§ **Exercise brief**: Using the data below, determine the number of lines that include the string "Pioneer". Write only that number.

# # #

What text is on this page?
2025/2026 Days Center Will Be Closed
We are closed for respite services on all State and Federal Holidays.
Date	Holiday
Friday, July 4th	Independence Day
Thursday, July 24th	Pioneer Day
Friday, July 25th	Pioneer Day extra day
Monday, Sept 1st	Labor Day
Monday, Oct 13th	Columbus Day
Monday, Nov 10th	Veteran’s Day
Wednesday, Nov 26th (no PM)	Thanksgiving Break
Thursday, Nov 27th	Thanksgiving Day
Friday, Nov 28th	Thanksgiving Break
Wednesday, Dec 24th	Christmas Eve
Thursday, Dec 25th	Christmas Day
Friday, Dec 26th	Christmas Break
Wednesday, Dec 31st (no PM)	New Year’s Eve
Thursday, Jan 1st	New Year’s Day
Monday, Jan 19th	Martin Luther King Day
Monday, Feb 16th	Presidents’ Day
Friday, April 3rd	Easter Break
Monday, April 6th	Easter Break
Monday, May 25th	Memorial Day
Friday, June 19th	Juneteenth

# # #

§ **Final result**: 2